→ GOAL
Where the word "Francisco" occurs in a line, return that line.

A block of data:
»»
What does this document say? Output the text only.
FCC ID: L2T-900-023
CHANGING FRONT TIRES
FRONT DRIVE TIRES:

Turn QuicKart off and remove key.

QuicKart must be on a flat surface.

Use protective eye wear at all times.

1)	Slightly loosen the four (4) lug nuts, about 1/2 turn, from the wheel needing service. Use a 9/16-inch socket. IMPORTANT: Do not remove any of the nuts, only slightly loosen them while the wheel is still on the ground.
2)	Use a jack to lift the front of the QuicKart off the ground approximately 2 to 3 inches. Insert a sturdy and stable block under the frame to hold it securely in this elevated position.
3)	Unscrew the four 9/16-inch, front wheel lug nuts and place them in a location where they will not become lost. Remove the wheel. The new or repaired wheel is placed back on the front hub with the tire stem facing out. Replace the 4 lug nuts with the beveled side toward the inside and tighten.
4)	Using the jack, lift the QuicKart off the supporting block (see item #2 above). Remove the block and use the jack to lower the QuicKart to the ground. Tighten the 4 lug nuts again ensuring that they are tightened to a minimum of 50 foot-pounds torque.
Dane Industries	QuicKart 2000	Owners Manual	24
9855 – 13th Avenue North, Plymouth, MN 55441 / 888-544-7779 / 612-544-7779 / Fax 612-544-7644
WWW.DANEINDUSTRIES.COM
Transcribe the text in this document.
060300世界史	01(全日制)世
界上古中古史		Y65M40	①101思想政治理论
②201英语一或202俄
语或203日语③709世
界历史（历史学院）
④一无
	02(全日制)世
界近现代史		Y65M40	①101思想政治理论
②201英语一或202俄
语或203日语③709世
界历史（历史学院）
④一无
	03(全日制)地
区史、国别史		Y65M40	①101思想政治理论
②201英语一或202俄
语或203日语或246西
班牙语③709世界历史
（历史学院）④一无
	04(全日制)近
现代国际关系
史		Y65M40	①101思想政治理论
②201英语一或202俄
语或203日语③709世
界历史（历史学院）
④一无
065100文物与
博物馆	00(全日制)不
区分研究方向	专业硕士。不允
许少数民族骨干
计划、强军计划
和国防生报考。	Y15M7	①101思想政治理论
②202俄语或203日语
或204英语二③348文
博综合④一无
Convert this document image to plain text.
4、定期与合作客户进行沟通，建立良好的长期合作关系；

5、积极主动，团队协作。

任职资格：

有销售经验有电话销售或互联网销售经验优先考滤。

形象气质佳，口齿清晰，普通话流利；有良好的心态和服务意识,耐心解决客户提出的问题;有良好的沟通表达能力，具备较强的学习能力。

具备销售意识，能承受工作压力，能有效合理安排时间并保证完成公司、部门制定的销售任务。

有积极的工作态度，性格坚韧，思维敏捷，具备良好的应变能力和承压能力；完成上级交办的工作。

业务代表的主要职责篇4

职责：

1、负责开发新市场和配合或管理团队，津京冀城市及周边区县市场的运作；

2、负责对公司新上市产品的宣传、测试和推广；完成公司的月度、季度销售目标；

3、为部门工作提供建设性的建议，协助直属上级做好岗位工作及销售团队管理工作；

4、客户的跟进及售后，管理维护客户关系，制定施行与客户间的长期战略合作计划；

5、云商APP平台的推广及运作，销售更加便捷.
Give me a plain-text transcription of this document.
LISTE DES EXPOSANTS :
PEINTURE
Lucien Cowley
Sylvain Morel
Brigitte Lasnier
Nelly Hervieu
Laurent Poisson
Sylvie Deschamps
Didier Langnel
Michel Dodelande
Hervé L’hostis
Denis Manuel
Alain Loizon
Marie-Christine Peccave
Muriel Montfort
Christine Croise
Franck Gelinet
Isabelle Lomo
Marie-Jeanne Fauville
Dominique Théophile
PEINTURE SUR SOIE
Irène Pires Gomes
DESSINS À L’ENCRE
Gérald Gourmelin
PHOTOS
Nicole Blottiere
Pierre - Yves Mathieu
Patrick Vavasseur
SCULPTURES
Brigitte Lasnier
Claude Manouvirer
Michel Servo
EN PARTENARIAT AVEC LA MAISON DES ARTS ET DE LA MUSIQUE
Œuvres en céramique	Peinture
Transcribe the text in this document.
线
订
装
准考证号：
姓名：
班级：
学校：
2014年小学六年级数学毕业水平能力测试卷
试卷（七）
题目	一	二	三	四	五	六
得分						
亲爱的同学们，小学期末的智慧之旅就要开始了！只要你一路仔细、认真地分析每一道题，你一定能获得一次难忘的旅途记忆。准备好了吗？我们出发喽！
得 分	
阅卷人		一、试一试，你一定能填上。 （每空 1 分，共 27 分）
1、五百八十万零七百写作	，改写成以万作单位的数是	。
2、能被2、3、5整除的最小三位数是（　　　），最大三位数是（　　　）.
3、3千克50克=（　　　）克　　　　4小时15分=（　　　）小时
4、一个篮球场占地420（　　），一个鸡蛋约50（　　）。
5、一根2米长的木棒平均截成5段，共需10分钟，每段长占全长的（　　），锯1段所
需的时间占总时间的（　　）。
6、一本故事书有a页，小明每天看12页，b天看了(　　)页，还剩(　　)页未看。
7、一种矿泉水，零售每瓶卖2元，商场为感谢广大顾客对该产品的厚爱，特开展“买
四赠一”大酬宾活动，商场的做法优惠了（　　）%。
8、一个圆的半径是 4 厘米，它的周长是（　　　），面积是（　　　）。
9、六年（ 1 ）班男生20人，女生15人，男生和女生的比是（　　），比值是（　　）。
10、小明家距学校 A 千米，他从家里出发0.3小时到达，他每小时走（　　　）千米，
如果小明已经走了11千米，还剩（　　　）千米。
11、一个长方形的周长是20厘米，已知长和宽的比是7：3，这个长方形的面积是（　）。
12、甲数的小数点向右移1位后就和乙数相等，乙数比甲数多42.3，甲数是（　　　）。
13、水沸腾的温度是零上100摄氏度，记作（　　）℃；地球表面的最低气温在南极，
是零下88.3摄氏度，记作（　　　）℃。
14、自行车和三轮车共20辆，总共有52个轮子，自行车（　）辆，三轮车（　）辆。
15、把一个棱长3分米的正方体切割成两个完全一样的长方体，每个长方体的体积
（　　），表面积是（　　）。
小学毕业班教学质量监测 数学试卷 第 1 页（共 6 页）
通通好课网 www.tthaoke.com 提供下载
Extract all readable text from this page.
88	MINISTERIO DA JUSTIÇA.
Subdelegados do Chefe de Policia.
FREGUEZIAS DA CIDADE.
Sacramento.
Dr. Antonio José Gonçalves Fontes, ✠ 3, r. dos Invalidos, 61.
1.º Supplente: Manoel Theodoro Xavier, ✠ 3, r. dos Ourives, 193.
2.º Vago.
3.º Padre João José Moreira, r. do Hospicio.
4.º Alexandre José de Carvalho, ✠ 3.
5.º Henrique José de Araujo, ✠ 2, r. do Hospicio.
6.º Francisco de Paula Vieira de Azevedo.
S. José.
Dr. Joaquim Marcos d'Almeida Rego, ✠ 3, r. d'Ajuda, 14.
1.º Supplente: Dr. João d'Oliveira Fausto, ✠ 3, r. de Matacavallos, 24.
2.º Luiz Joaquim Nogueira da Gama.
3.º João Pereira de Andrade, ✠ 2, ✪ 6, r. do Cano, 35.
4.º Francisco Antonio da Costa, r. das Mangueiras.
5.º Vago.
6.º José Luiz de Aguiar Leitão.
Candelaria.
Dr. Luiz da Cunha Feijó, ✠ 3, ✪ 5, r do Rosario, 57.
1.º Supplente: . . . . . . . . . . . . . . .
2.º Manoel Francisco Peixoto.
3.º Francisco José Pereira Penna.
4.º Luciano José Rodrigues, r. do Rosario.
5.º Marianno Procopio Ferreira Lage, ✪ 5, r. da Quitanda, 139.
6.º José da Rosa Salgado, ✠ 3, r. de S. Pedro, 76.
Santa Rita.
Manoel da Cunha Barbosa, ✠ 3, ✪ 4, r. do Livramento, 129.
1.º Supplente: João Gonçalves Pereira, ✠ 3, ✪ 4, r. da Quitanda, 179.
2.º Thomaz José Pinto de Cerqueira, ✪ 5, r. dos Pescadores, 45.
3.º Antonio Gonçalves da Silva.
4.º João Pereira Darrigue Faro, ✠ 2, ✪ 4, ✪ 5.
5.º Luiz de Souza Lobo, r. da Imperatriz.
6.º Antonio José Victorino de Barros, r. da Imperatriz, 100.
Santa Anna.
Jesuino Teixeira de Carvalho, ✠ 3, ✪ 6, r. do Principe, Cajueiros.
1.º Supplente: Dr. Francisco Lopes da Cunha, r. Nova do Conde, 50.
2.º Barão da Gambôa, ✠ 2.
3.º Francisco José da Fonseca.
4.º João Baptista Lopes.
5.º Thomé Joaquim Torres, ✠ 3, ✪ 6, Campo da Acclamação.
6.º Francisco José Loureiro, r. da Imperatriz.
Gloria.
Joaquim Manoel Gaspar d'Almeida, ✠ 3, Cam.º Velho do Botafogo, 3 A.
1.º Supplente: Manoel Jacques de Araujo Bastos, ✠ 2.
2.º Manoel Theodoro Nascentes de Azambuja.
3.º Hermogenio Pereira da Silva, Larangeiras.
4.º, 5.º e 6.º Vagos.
««
→ THE RESULT
6.º Francisco de Paula Vieira de Azevedo.
4.º Francisco Antonio da Costa, r. das Mangueiras.
2.º Manoel Francisco Peixoto.
3.º Francisco José Pereira Penna.
1.º Supplente: Dr. Francisco Lopes da Cunha, r. Nova do Conde, 50.
3.º Francisco José da Fonseca.
6.º Francisco José Loureiro, r. da Imperatriz.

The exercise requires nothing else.